Set task: For every line in the records that has the word "familiebedrijven", make a copy.

Excerpts from a figure dataset:
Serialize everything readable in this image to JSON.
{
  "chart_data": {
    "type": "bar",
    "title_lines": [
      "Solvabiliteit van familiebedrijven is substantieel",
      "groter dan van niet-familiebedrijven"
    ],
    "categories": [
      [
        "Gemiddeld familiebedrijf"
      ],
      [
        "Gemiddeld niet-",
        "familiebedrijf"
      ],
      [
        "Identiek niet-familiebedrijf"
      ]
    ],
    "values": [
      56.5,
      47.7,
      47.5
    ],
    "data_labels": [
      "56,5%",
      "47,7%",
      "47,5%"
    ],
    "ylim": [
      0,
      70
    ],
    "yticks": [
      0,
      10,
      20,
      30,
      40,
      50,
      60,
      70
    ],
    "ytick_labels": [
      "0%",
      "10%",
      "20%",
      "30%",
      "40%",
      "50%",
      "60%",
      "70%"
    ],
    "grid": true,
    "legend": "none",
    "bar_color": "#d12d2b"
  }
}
...
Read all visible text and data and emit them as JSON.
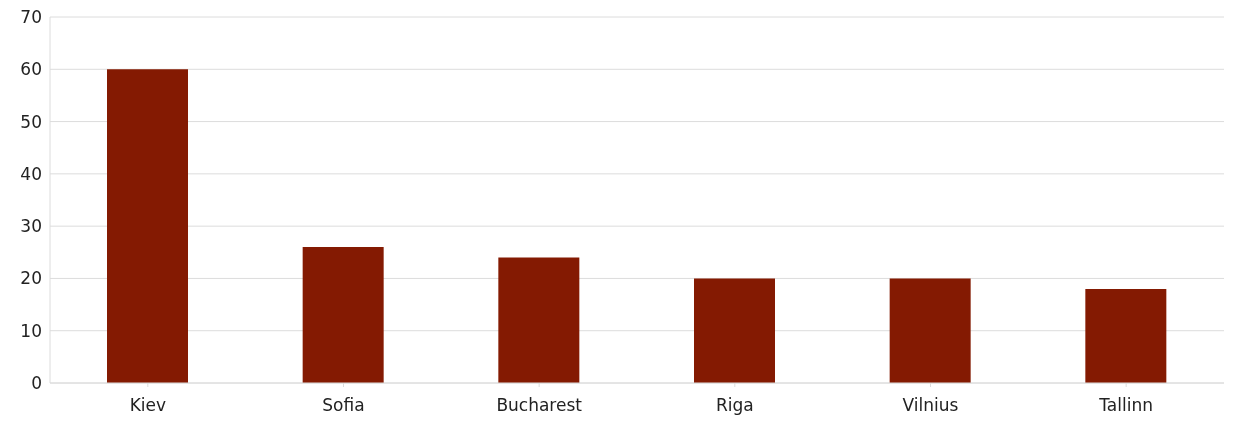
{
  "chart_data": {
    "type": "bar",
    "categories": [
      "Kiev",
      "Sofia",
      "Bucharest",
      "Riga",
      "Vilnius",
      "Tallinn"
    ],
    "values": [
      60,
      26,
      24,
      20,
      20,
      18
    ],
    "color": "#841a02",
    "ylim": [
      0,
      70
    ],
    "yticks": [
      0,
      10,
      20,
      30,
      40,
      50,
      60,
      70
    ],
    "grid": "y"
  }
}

Expected answer:
      "Solvabiliteit van familiebedrijven is substantieel",
      "groter dan van niet-familiebedrijven"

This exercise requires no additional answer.